### WHAT YOU ARE ASKED TO DO
Transcribe the whole listing without a single picture.

## START

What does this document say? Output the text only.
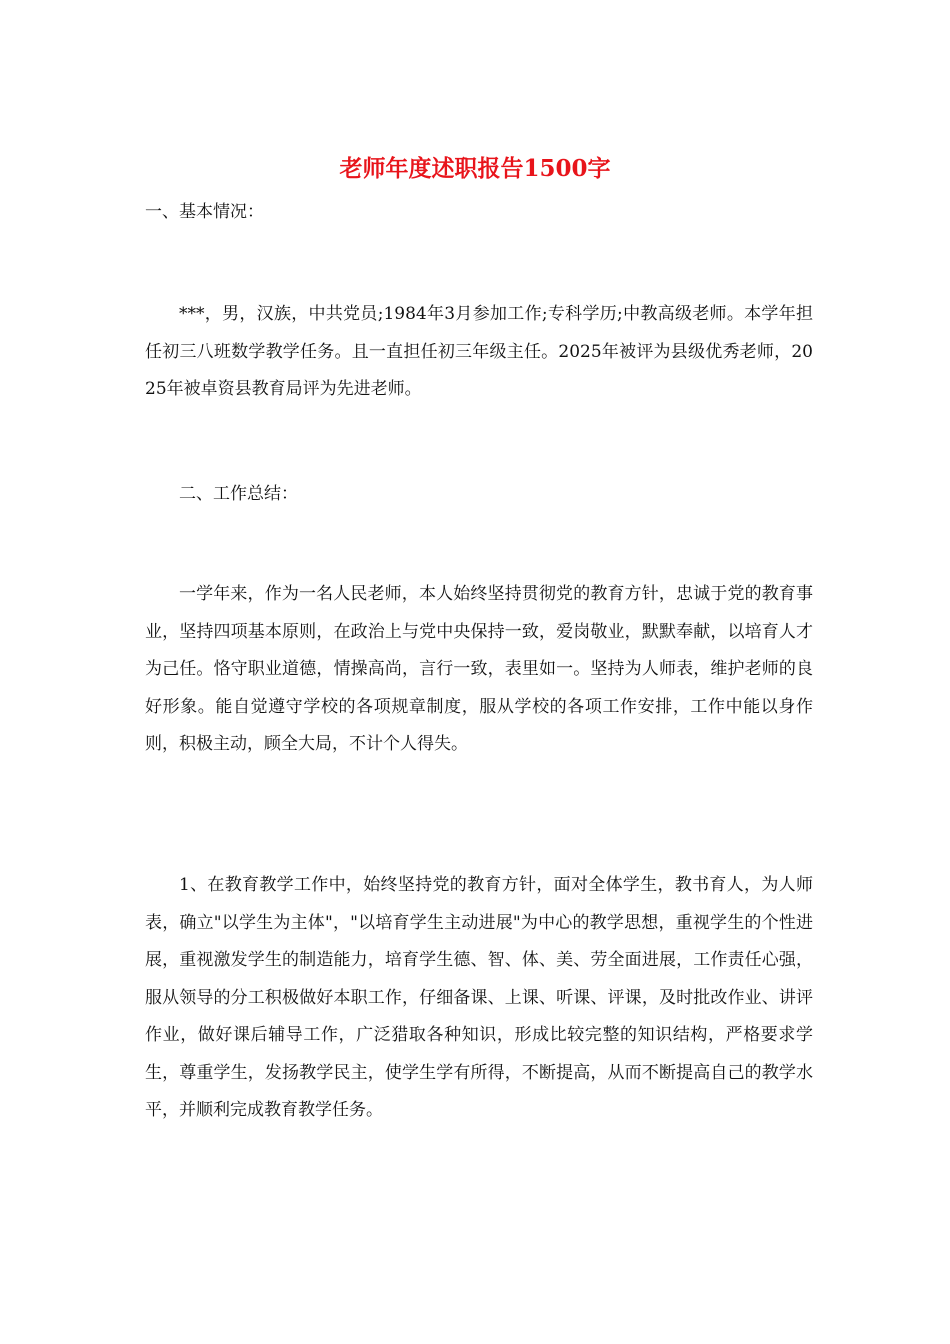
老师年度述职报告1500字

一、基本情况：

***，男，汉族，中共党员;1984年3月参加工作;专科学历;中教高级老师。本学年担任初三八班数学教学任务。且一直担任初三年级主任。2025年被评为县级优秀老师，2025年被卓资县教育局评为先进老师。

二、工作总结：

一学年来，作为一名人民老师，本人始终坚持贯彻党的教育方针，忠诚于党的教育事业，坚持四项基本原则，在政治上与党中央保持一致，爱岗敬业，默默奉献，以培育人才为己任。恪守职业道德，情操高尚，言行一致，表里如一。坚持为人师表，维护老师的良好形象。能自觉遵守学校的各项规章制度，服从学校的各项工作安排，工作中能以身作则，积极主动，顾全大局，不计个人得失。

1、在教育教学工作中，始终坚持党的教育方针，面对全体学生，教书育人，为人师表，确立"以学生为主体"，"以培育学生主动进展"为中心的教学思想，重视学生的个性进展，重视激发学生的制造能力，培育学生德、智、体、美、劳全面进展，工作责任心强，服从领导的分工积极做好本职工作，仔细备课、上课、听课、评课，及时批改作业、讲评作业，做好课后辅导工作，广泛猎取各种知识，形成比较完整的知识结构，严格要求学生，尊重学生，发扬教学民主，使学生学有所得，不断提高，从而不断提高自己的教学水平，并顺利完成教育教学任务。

## END

### ANSWER TO THE PROBLEM
What does this document say? Output the text only.
老师年度述职报告1500字

一、基本情况：

***，男，汉族，中共党员;1984年3月参加工作;专科学历;中教高级老师。本学年担任初三八班数学教学任务。且一直担任初三年级主任。2025年被评为县级优秀老师，2025年被卓资县教育局评为先进老师。

二、工作总结：

一学年来，作为一名人民老师，本人始终坚持贯彻党的教育方针，忠诚于党的教育事业，坚持四项基本原则，在政治上与党中央保持一致，爱岗敬业，默默奉献，以培育人才为己任。恪守职业道德，情操高尚，言行一致，表里如一。坚持为人师表，维护老师的良好形象。能自觉遵守学校的各项规章制度，服从学校的各项工作安排，工作中能以身作则，积极主动，顾全大局，不计个人得失。

1、在教育教学工作中，始终坚持党的教育方针，面对全体学生，教书育人，为人师表，确立"以学生为主体"，"以培育学生主动进展"为中心的教学思想，重视学生的个性进展，重视激发学生的制造能力，培育学生德、智、体、美、劳全面进展，工作责任心强，服从领导的分工积极做好本职工作，仔细备课、上课、听课、评课，及时批改作业、讲评作业，做好课后辅导工作，广泛猎取各种知识，形成比较完整的知识结构，严格要求学生，尊重学生，发扬教学民主，使学生学有所得，不断提高，从而不断提高自己的教学水平，并顺利完成教育教学任务。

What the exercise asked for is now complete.